_What needs to be done:_
Restate each line word for word. Leave out every picture.
====== Data listing
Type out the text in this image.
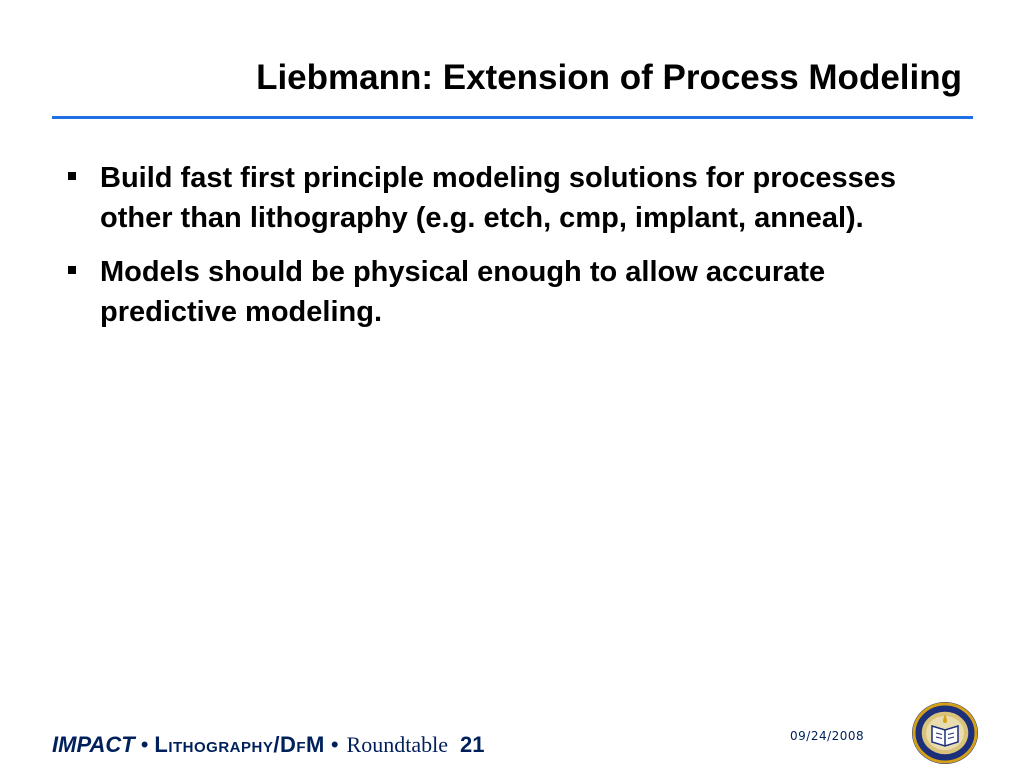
Liebmann: Extension of Process Modeling
Build fast first principle modeling solutions for processes other than lithography (e.g. etch, cmp, implant, anneal).
Models should be physical enough to allow accurate predictive modeling.
IMPACT • Lithography/DfM • Roundtable 21	09/24/2008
============
_Output of the exercise:_
Type out the text in this image.
Liebmann: Extension of Process Modeling
Build fast first principle modeling solutions for processes other than lithography (e.g. etch, cmp, implant, anneal).
Models should be physical enough to allow accurate predictive modeling.
IMPACT • Lithography/DfM • Roundtable 21	09/24/2008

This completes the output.